SUPPLIED DATA ->
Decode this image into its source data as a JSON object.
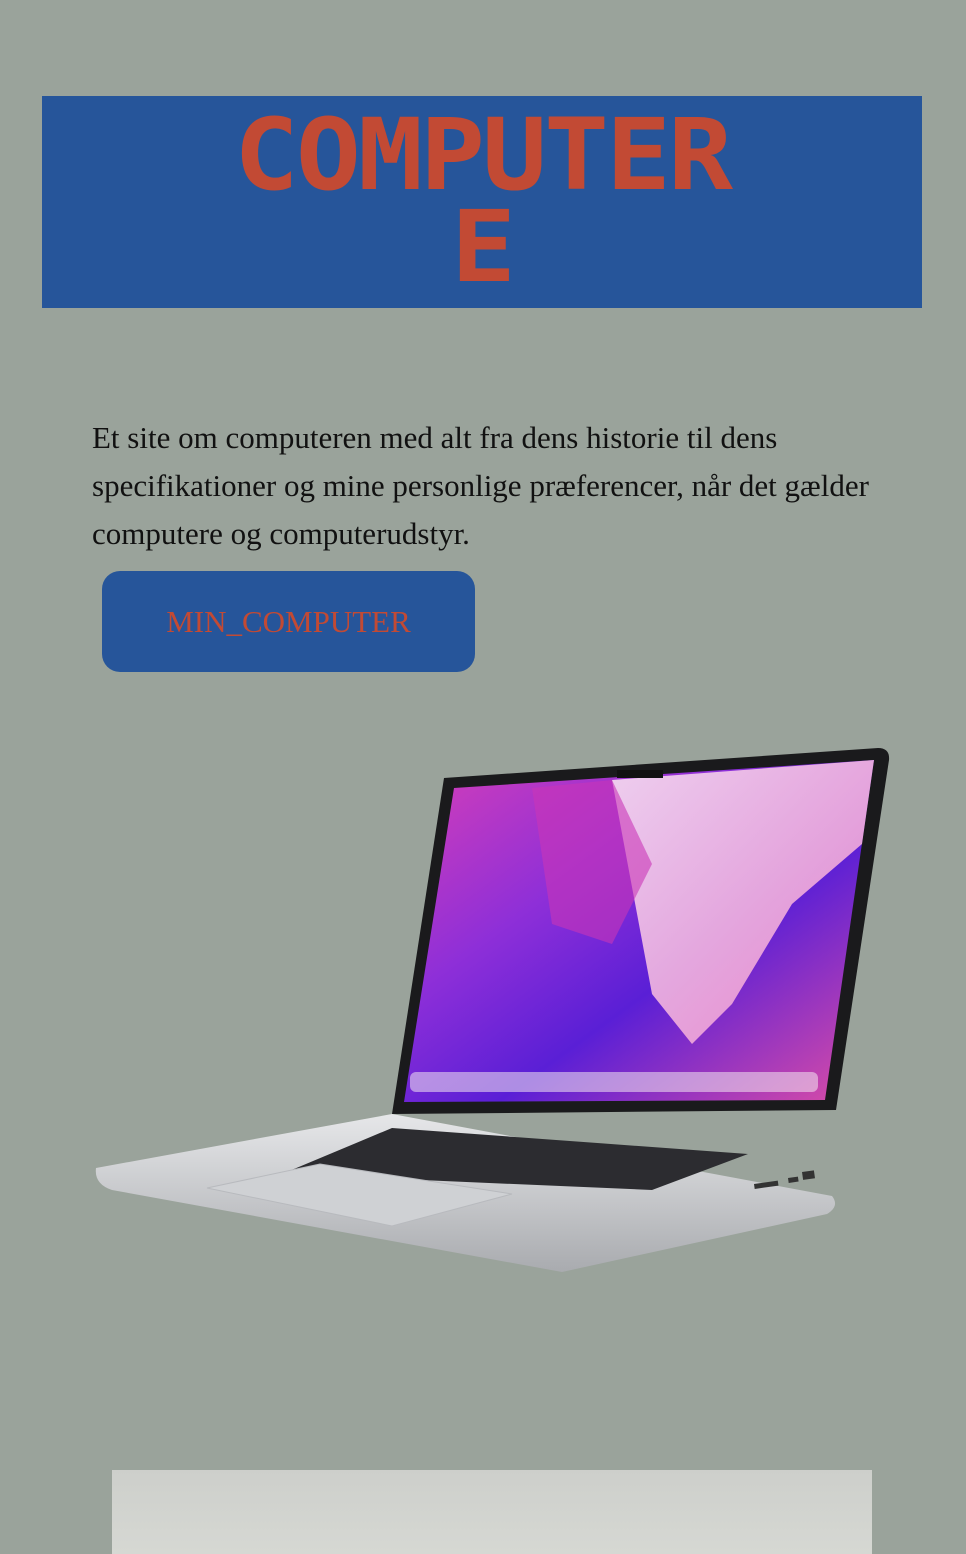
{
  "header": {
    "title_line1": "COMPUTER",
    "title_line2": "E"
  },
  "intro": {
    "text": "Et site om computeren med alt fra dens historie til dens specifikationer og mine personlige præferencer, når det gælder computere og computerudstyr."
  },
  "cta": {
    "label": "MIN_COMPUTER"
  },
  "colors": {
    "background": "#9aa39b",
    "accent_blue": "#26559a",
    "accent_red": "#c24a34"
  }
}
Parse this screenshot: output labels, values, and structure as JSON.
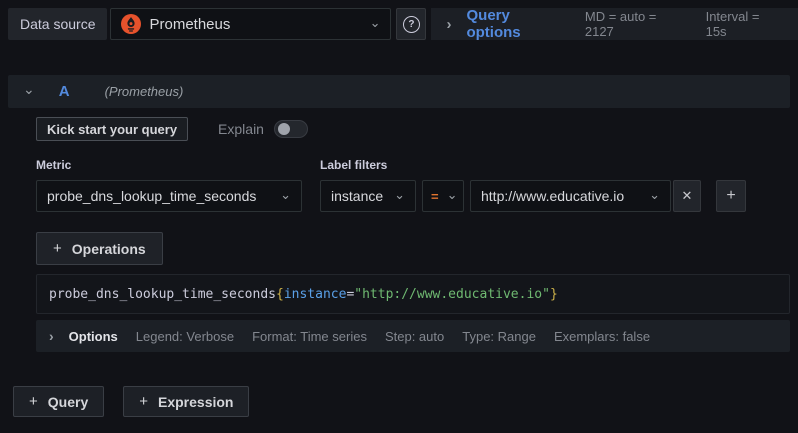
{
  "toolbar": {
    "data_source_label": "Data source",
    "data_source_value": "Prometheus",
    "query_options_label": "Query options",
    "max_data_points": "MD = auto = 2127",
    "interval": "Interval = 15s"
  },
  "query_header": {
    "ref_id": "A",
    "datasource_hint": "(Prometheus)"
  },
  "kickstart": {
    "button_label": "Kick start your query",
    "explain_label": "Explain",
    "explain_enabled": false
  },
  "builder": {
    "metric_label": "Metric",
    "metric_value": "probe_dns_lookup_time_seconds",
    "label_filters_label": "Label filters",
    "filter_name": "instance",
    "filter_operator": "=",
    "filter_value": "http://www.educative.io",
    "operations_label": "Operations"
  },
  "preview": {
    "metric": "probe_dns_lookup_time_seconds",
    "open_brace": "{",
    "label_name": "instance",
    "equals": "=",
    "label_value": "\"http://www.educative.io\"",
    "close_brace": "}"
  },
  "options": {
    "title": "Options",
    "legend": "Legend: Verbose",
    "format": "Format: Time series",
    "step": "Step: auto",
    "type": "Type: Range",
    "exemplars": "Exemplars: false"
  },
  "footer": {
    "query_label": "Query",
    "expression_label": "Expression"
  },
  "icons": {
    "chevron_down": "⌄",
    "chevron_right": "›",
    "close": "✕",
    "plus": "+",
    "help": "?"
  },
  "colors": {
    "accent_blue": "#538ade",
    "operator_orange": "#e0742f",
    "prometheus_orange": "#e6522c",
    "code_label_blue": "#5aa0e8",
    "code_string_green": "#6fb971",
    "code_brace_yellow": "#cdb24a"
  }
}
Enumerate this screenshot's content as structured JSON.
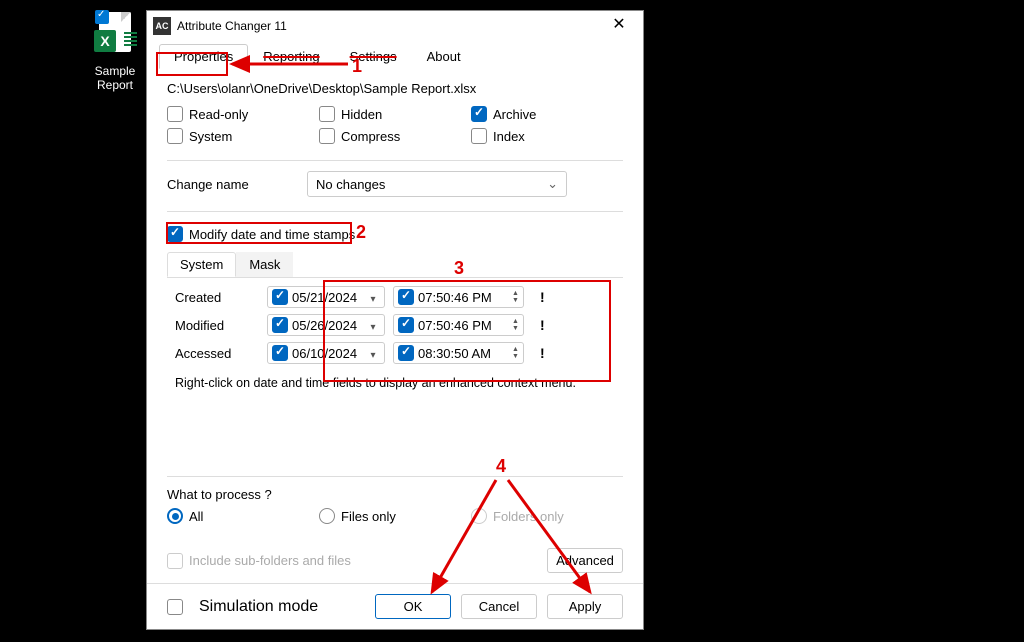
{
  "desktop": {
    "file_label": "Sample Report",
    "xls_letter": "X"
  },
  "window": {
    "title": "Attribute Changer 11",
    "app_badge": "AC",
    "tabs": {
      "properties": "Properties",
      "reporting": "Reporting",
      "settings": "Settings",
      "about": "About"
    },
    "filepath": "C:\\Users\\olanr\\OneDrive\\Desktop\\Sample Report.xlsx",
    "attrs": {
      "readonly": "Read-only",
      "system": "System",
      "hidden": "Hidden",
      "compress": "Compress",
      "archive": "Archive",
      "index": "Index"
    },
    "change_name_label": "Change name",
    "change_name_value": "No changes",
    "modify_stamps_label": "Modify date and time stamps",
    "subtabs": {
      "system": "System",
      "mask": "Mask"
    },
    "rows": {
      "created": {
        "label": "Created",
        "date": "05/21/2024",
        "time": "07:50:46  PM"
      },
      "modified": {
        "label": "Modified",
        "date": "05/26/2024",
        "time": "07:50:46  PM"
      },
      "accessed": {
        "label": "Accessed",
        "date": "06/10/2024",
        "time": "08:30:50  AM"
      }
    },
    "hint": "Right-click on date and time fields to display an enhanced context menu.",
    "process_label": "What to process ?",
    "process": {
      "all": "All",
      "files": "Files only",
      "folders": "Folders only"
    },
    "include_sub": "Include sub-folders and files",
    "advanced": "Advanced",
    "simulation": "Simulation mode",
    "buttons": {
      "ok": "OK",
      "cancel": "Cancel",
      "apply": "Apply"
    }
  },
  "annotations": {
    "n1": "1",
    "n2": "2",
    "n3": "3",
    "n4": "4"
  }
}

WHAT THIS TASK INVOLVES -> Reproduce the listing above from the line that contains "Enumerate this screenshot's" through its final line, exactly and with nothing added. Omit the images.

TASK RESPONSE ->
Enumerate this screenshot's content as structured JSON.
{
  "desktop": {
    "file_label": "Sample Report",
    "xls_letter": "X"
  },
  "window": {
    "title": "Attribute Changer 11",
    "app_badge": "AC",
    "tabs": {
      "properties": "Properties",
      "reporting": "Reporting",
      "settings": "Settings",
      "about": "About"
    },
    "filepath": "C:\\Users\\olanr\\OneDrive\\Desktop\\Sample Report.xlsx",
    "attrs": {
      "readonly": "Read-only",
      "system": "System",
      "hidden": "Hidden",
      "compress": "Compress",
      "archive": "Archive",
      "index": "Index"
    },
    "change_name_label": "Change name",
    "change_name_value": "No changes",
    "modify_stamps_label": "Modify date and time stamps",
    "subtabs": {
      "system": "System",
      "mask": "Mask"
    },
    "rows": {
      "created": {
        "label": "Created",
        "date": "05/21/2024",
        "time": "07:50:46  PM"
      },
      "modified": {
        "label": "Modified",
        "date": "05/26/2024",
        "time": "07:50:46  PM"
      },
      "accessed": {
        "label": "Accessed",
        "date": "06/10/2024",
        "time": "08:30:50  AM"
      }
    },
    "hint": "Right-click on date and time fields to display an enhanced context menu.",
    "process_label": "What to process ?",
    "process": {
      "all": "All",
      "files": "Files only",
      "folders": "Folders only"
    },
    "include_sub": "Include sub-folders and files",
    "advanced": "Advanced",
    "simulation": "Simulation mode",
    "buttons": {
      "ok": "OK",
      "cancel": "Cancel",
      "apply": "Apply"
    }
  },
  "annotations": {
    "n1": "1",
    "n2": "2",
    "n3": "3",
    "n4": "4"
  }
}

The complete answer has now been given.